__Extracted records__
** START **

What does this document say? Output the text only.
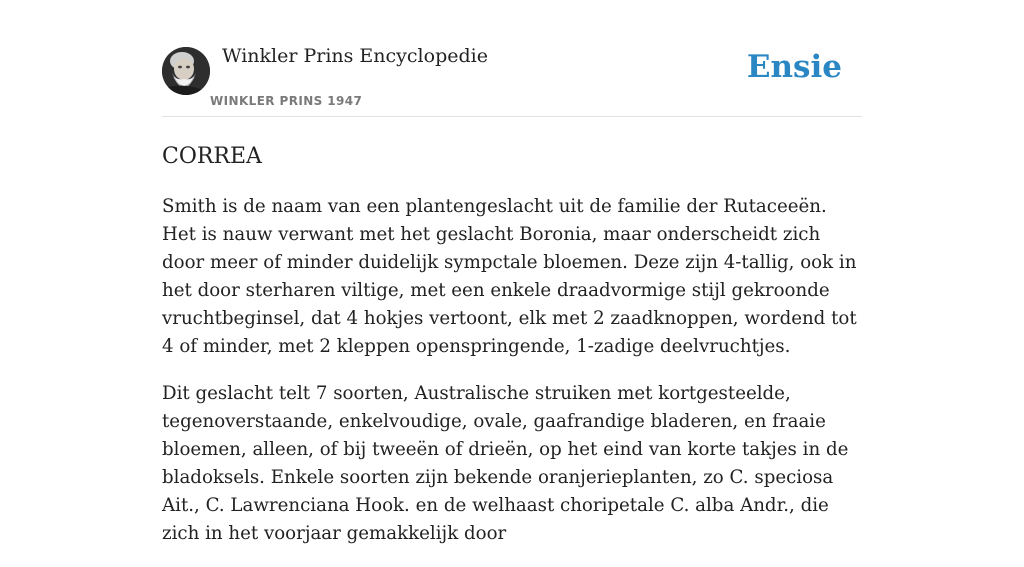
Winkler Prins Encyclopedie
WINKLER PRINS 1947
Ensie
CORREA

Smith is de naam van een plantengeslacht uit de familie der Rutaceeën. Het is nauw verwant met het geslacht Boronia, maar onderscheidt zich door meer of minder duidelijk sympctale bloemen. Deze zijn 4-tallig, ook in het door sterharen viltige, met een enkele draadvormige stijl gekroonde vruchtbeginsel, dat 4 hokjes vertoont, elk met 2 zaadknoppen, wordend tot 4 of minder, met 2 kleppen openspringende, 1-zadige deelvruchtjes.

Dit geslacht telt 7 soorten, Australische struiken met kortgesteelde, tegenoverstaande, enkelvoudige, ovale, gaafrandige bladeren, en fraaie bloemen, alleen, of bij tweeën of drieën, op het eind van korte takjes in de bladoksels. Enkele soorten zijn bekende oranjerieplanten, zo C. speciosa Ait., C. Lawrenciana Hook. en de welhaast choripetale C. alba Andr., die zich in het voorjaar gemakkelijk door
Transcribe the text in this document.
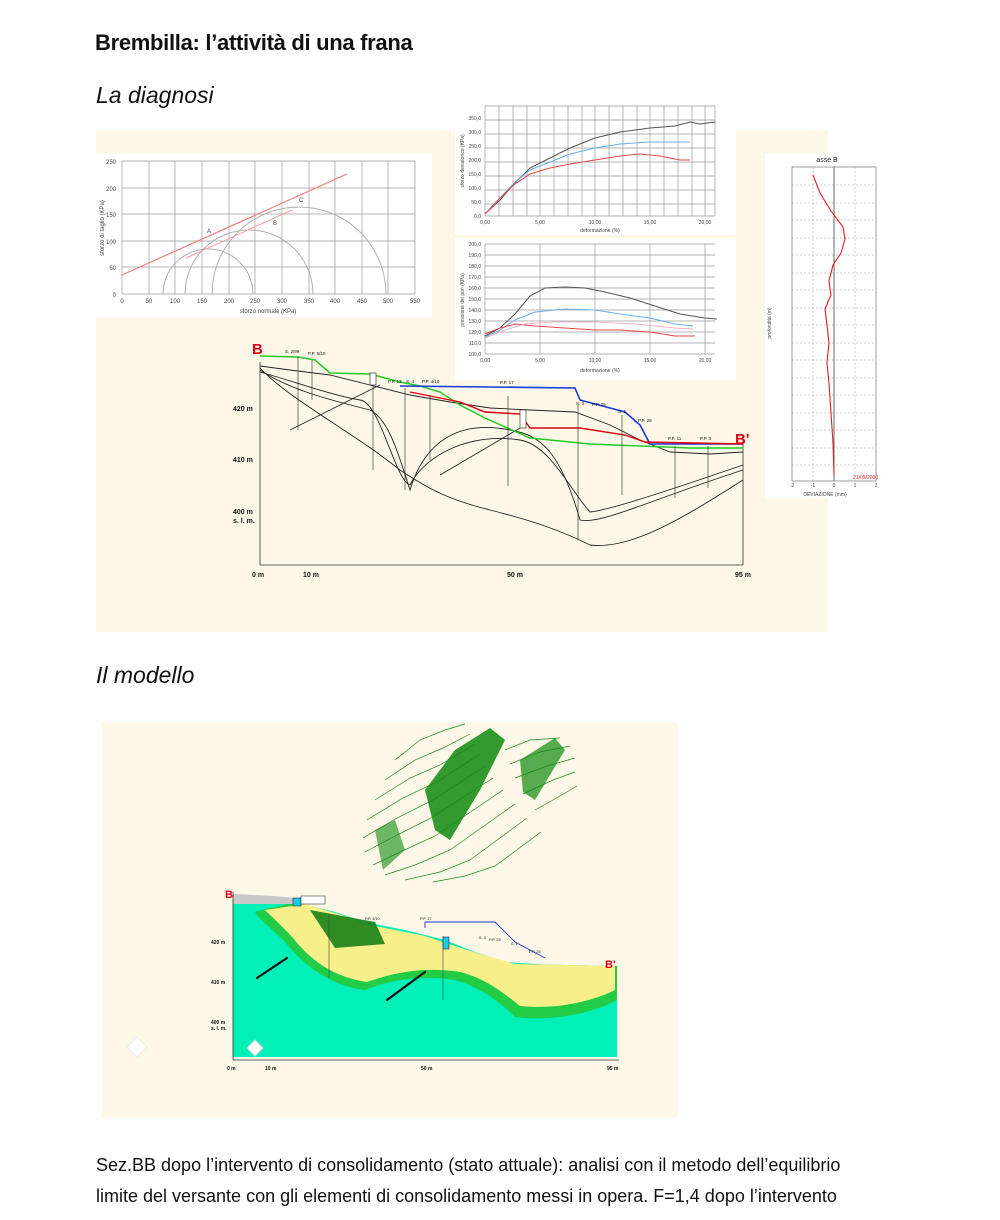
Brembilla: l’attività di una frana
La diagnosi
0
50
100
150
200
250
0	50	100	150	200	250	300	350	400	450	500	550
sforzo normale (KPa)
sforzo di taglio (KPa)	A
B
C
0,0
50,0
100,0
150,0
200,0
250,0
300,0
350,0
0,00	5,00	10,00	15,00	20,00
deformazione (%)
sforzo deviatorico (KPa)
100,0
110,0
120,0
130,0
140,0
150,0
160,0
170,0
180,0
190,0
200,0
0,00	5,00	10,00	15,00	20,00
deformazione (%)
pressione dei pori (KPa)
asse B
-2	-1	0	1	2
DEVIAZIONE (mm)
profondità (m)
21/09/2000
B
B'
420 m
410 m
400 m
s. l. m.
0 m	10 m	50 m	95 m
S. 2/99 P.P. 5/10
P.P. 13 S. 4 P.P. 4/10	P.P. 17
S. 3 P.P. 25
S. 1
P.P. 29
P.P. 11	P.P. 3
Il modello
B
B'
420 m
410 m
400 m
s. l. m.
0 m	10 m	50 m	95 m
P.P. 4/10	P.P. 17
S. 3 P.P. 25
S. 1
P.P. 29
Sez.BB dopo l’intervento di consolidamento (stato attuale): analisi con il metodo dell’equilibrio
limite del versante con gli elementi di consolidamento messi in opera. F=1,4 dopo l’intervento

** END **

Every line from the one containing "Transcribe the text in this document." through the end of the listing is to be copied exactly; the pictures are not.

Transcribe the text in this document.
Brembilla: l’attività di una frana
La diagnosi
0
50
100
150
200
250
0	50	100	150	200	250	300	350	400	450	500	550
sforzo normale (KPa)
sforzo di taglio (KPa)	A
B
C
0,0
50,0
100,0
150,0
200,0
250,0
300,0
350,0
0,00	5,00	10,00	15,00	20,00
deformazione (%)
sforzo deviatorico (KPa)
100,0
110,0
120,0
130,0
140,0
150,0
160,0
170,0
180,0
190,0
200,0
0,00	5,00	10,00	15,00	20,00
deformazione (%)
pressione dei pori (KPa)
asse B
-2	-1	0	1	2
DEVIAZIONE (mm)
profondità (m)
21/09/2000
B
B'
420 m
410 m
400 m
s. l. m.
0 m	10 m	50 m	95 m
S. 2/99 P.P. 5/10
P.P. 13 S. 4 P.P. 4/10	P.P. 17
S. 3 P.P. 25
S. 1
P.P. 29
P.P. 11	P.P. 3
Il modello
B
B'
420 m
410 m
400 m
s. l. m.
0 m	10 m	50 m	95 m
P.P. 4/10	P.P. 17
S. 3 P.P. 25
S. 1
P.P. 29
Sez.BB dopo l’intervento di consolidamento (stato attuale): analisi con il metodo dell’equilibrio
limite del versante con gli elementi di consolidamento messi in opera. F=1,4 dopo l’intervento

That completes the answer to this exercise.